Delegitimization. Bar Tal and Teichman (2006) write comprehensively about the psychology of delegitimization that is most fundamental to groups in conflict and perhaps most associated with the experience of difficult interactions. As part of intractable conflicts, where the parties have prolonged violent conflict and are existentially threatened, delegitimization adds stereotypes and distorted communication patterns to the mix. Delegitimization is categorizing the other group as outside the sphere of humanity and subject to moral exclusion (Opotow, 1990). Interaction between the two groups, either individually or on the group level, is more than difficult; it is often impossible. Intergroup relations such as that between Hamas and Israel is an example of delegitimization such that each group refuses to recognize the other and considers the other as undeserving of human recognition. The information received about delegitimized groups is not only distorted but dominated by conflict themes. Negative traits are attributed to the other including troublesome political labels, biased group comparisons, and homogenization of the other group that does not allow for individuality or member differentiations. Bar Tal and Teichman (2006) explain how delegitimization involves stigmatizing the other group, which of course makes conversations difficult. When a group fears for its very existence it will respond in difficult and defensive ways. But in intractable conflicts the two groups often have a deep history of existential threat. Jews have a long history of discrimination and defeat from Masada to the Holocaust, and the Palestinians also described their history as one of occupation and oppression. Related to existential threat is victimhood and the feeling that one’s own group is vulnerable. Groups that feel vulnerable or weak do not give up very easily and are particularly protective of themselves. Jews have an interesting history of both victimhood but are now in a power position. South African Blacks, Irish, Palestinians, Bosnians, Tamil in Sri Lanka all feel threatened. Such groups desperately hold onto an identity that categorizes everything the other side does as representative of their victimization. This mirror image psychology makes conversations difficult. Group members feel as if they’re going to be attacked both physically and symbolically.

Instructions for the task => Pick up the passage on delegitimization after its final sentence and continue it. The records have no connection to the passage on delegitimization.

Dataset entries =>
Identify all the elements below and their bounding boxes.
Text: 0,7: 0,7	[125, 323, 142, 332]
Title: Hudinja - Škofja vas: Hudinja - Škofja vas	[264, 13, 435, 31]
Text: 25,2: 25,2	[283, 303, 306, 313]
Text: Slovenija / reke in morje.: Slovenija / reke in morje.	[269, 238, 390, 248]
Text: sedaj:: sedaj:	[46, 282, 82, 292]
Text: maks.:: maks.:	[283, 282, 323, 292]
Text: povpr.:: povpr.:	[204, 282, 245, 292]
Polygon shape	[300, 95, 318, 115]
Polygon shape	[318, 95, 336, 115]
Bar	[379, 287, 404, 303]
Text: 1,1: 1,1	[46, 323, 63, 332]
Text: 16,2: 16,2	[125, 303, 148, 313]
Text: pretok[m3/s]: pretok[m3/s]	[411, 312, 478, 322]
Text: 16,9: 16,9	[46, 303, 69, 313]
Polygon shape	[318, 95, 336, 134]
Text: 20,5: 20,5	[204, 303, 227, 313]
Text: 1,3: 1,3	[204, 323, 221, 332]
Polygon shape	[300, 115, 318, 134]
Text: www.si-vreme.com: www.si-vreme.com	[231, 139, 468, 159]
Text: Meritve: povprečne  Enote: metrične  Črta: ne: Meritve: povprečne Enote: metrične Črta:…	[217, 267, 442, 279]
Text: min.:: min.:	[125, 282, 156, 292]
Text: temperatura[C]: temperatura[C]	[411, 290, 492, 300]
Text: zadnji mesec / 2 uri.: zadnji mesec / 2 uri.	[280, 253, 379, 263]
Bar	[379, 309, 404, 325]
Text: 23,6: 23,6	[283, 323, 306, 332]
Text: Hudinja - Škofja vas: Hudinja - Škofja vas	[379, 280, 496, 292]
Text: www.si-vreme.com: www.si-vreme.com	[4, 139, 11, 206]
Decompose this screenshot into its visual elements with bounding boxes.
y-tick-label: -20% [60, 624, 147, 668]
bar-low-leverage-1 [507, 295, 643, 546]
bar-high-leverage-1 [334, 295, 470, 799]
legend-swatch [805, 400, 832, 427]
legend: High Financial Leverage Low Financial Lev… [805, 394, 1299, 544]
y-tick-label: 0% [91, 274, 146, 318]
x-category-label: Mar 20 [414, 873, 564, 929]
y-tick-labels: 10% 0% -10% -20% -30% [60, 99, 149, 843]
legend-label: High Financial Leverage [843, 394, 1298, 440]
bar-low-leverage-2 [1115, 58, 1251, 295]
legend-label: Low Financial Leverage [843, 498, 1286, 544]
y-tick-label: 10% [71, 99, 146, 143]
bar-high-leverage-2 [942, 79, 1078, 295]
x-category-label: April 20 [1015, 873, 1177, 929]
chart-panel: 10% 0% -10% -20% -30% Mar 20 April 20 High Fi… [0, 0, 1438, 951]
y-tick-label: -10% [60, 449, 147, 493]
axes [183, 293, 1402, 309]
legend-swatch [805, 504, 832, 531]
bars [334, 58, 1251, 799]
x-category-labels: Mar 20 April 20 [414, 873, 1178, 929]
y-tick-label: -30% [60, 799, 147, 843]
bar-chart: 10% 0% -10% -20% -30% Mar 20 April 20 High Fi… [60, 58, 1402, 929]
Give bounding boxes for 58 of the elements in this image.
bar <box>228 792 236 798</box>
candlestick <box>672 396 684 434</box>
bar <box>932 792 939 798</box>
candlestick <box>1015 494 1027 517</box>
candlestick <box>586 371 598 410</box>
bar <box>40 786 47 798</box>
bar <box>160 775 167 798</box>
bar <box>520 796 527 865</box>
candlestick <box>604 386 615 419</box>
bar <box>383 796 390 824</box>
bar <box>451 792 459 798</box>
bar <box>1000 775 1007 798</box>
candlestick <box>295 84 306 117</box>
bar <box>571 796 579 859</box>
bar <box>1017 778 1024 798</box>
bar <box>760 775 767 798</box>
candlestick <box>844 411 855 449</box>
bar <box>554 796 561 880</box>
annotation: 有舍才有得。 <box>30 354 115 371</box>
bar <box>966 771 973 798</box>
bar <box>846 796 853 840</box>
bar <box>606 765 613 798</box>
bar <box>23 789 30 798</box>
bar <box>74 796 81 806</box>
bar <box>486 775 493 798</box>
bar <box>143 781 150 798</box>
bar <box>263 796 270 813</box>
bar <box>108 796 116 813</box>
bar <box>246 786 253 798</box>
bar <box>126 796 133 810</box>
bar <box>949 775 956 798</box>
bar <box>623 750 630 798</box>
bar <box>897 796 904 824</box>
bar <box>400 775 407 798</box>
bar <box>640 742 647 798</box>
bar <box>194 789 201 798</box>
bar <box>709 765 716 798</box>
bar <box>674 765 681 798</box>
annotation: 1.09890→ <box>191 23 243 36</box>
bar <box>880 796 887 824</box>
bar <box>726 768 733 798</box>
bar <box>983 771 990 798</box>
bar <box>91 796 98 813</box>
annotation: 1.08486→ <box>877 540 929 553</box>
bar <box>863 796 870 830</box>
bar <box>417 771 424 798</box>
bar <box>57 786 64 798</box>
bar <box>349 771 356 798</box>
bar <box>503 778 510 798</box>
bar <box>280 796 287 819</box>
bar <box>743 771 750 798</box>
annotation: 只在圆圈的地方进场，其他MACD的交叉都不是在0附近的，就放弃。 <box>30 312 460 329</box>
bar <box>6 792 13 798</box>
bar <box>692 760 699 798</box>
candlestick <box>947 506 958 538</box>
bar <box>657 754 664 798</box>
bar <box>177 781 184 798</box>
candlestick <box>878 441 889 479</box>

...

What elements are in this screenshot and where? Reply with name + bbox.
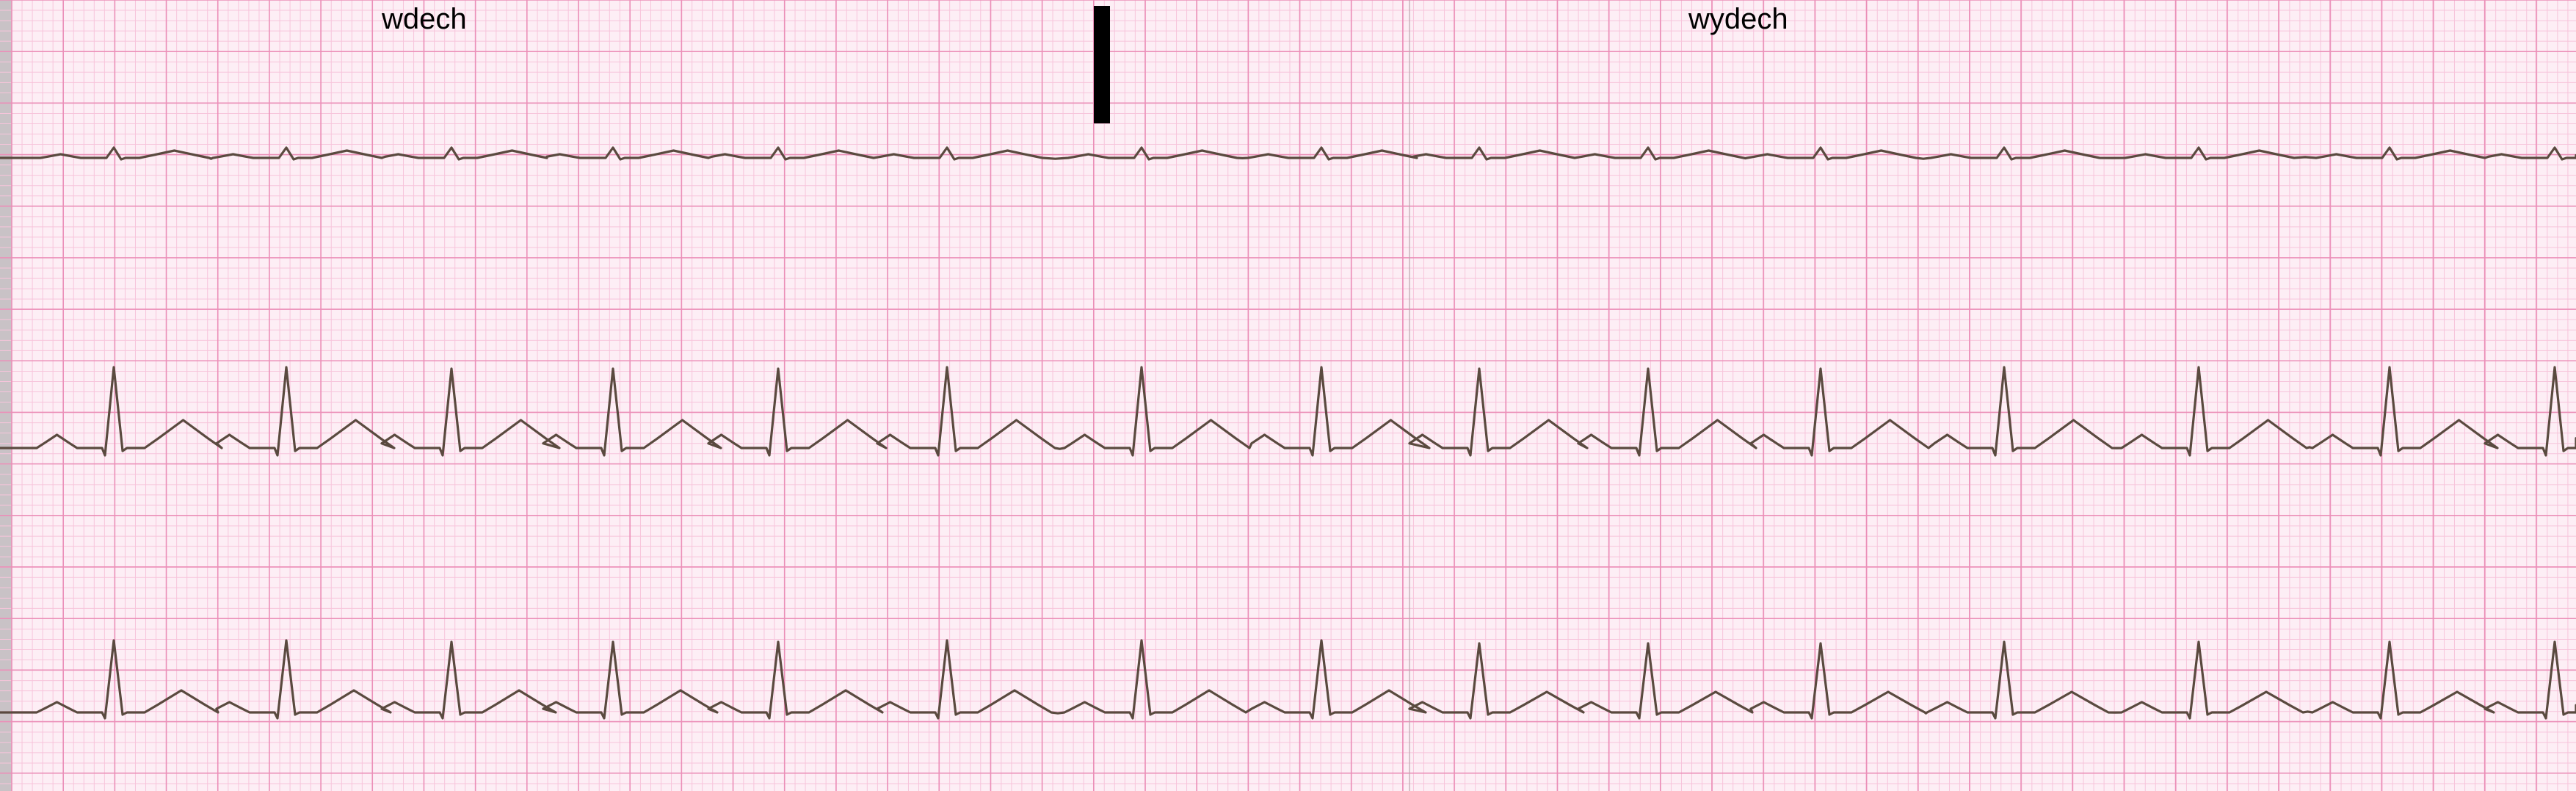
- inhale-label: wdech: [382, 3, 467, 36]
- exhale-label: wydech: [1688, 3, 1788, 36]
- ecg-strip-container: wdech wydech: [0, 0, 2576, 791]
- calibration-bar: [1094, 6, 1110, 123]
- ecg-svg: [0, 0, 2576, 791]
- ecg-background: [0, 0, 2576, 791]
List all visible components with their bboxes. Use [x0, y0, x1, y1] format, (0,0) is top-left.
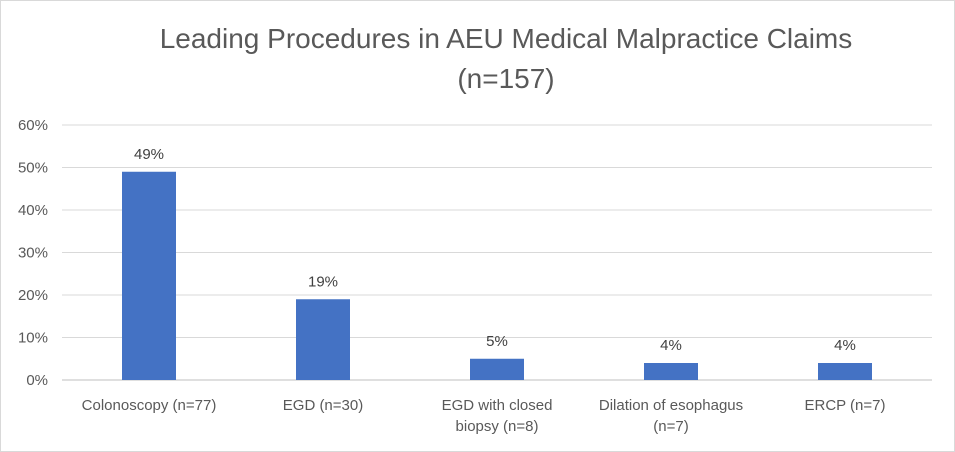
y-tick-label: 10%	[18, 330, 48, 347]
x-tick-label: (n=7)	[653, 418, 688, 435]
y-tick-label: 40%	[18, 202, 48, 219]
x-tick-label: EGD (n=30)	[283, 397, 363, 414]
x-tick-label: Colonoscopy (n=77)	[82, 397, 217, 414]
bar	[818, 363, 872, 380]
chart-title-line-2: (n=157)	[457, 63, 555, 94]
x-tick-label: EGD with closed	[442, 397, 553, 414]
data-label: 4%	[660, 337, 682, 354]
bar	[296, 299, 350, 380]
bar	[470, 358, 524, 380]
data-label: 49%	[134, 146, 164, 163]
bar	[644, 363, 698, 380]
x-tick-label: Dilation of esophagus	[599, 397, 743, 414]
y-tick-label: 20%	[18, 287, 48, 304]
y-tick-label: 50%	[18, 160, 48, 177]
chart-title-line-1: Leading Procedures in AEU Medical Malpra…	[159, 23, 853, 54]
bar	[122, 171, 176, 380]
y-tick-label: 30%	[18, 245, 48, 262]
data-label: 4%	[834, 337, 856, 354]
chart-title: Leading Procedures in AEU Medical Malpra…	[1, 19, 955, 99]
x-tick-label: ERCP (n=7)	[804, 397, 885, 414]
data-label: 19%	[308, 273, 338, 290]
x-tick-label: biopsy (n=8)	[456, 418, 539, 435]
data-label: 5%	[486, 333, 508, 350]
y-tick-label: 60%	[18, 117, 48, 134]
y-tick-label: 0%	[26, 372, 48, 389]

Right answer =>
The Reptilian Sensuality of Hate

The noted cognitive scientist and Nobel Prize winner Daniel Kahneman introduced the concepts of System 1 and System 2 or fast and slow thinking. System 1 is fast, instinctive, and emotional. System 2 is slower, logical, and deliberative. System 2 came later in our evolutionary development. System 1 thinking is intuitive and uses quick judgments that we rely on for most decisions. It is also the process that leads to far greater biases in judgment. System 2, our more deliberative thought processes, can be used to dampen the negative effects of our intuitive judgments. System 1 or fast thinking is reptilian and automatic. It has evolved from deep in our evolutionary history. So we respond quickly and easily to sexual associations and danger. System 2 is thoughtful and cognitive. It requires slower thinking and patience.

The experience of hate is I think a System 1 cognitive process but we often try to treat it with System 2 solutions. In other words, the bigot, anti-Semite, and the racist are typically confronted with System 2 rational thinking as if the person is simply experiencing unjustifiable beliefs and misinformation. We try to change the person or educate him by presenting facts, correcting errors, and revealing logical inconsistencies. Curiously, we are dumbfounded and dismayed when this doesn’t work. When our attempt to reason the other person into correct thinking is useless we are chagrined.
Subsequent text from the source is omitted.